Set out the lines of the data from the one containing "localize each UI" through the one containing "Text: N: N (154, 192, 164, 206)", both included, as a numbered list with blank lines dropped. Leave the pictures out.

▶ **Entries provided**
** begin **
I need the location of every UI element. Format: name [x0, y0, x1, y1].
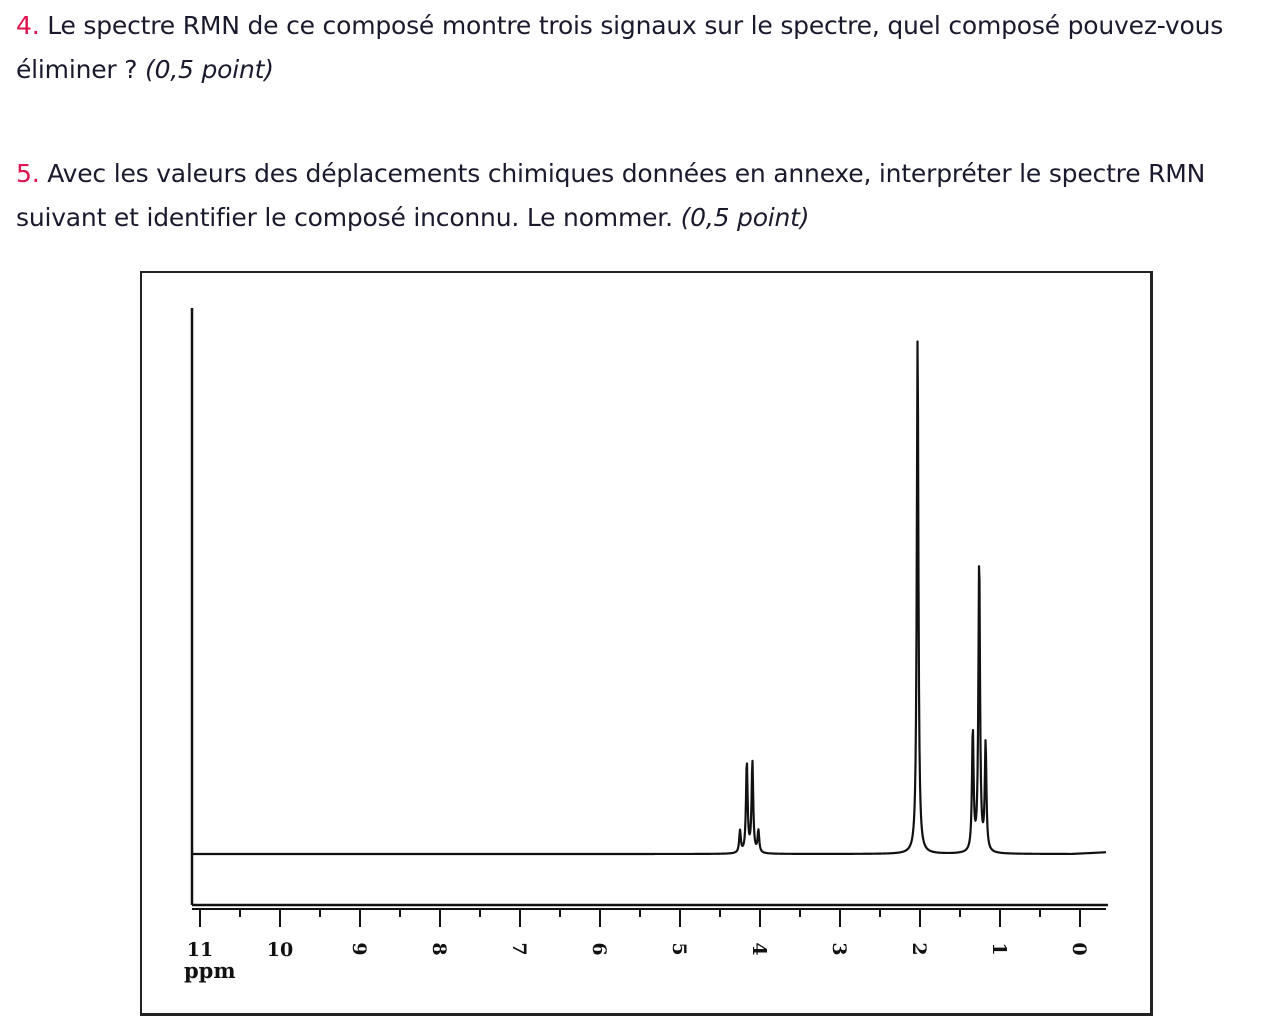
** end **
** begin **
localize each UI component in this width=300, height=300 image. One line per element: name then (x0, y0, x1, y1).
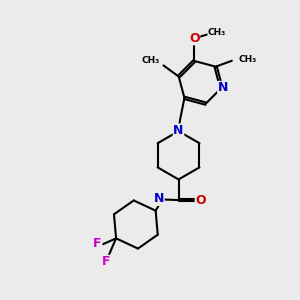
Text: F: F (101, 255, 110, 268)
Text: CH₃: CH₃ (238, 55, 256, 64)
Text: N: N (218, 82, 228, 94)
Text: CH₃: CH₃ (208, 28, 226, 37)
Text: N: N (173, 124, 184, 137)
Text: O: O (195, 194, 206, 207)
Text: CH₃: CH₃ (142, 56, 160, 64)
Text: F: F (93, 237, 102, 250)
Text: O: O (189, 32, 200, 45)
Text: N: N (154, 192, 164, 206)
** end **
▶ **Task result**
1. localize each UI component in this width=300, height=300 image. One line per element: name then (x0, y0, x1, y1).
2. Text: F: F (101, 255, 110, 268)
3. Text: CH₃: CH₃ (238, 55, 256, 64)
4. Text: N: N (218, 82, 228, 94)
5. Text: CH₃: CH₃ (208, 28, 226, 37)
6. Text: N: N (173, 124, 184, 137)
7. Text: O: O (195, 194, 206, 207)
8. Text: CH₃: CH₃ (142, 56, 160, 64)
9. Text: F: F (93, 237, 102, 250)
10. Text: O: O (189, 32, 200, 45)
11. Text: N: N (154, 192, 164, 206)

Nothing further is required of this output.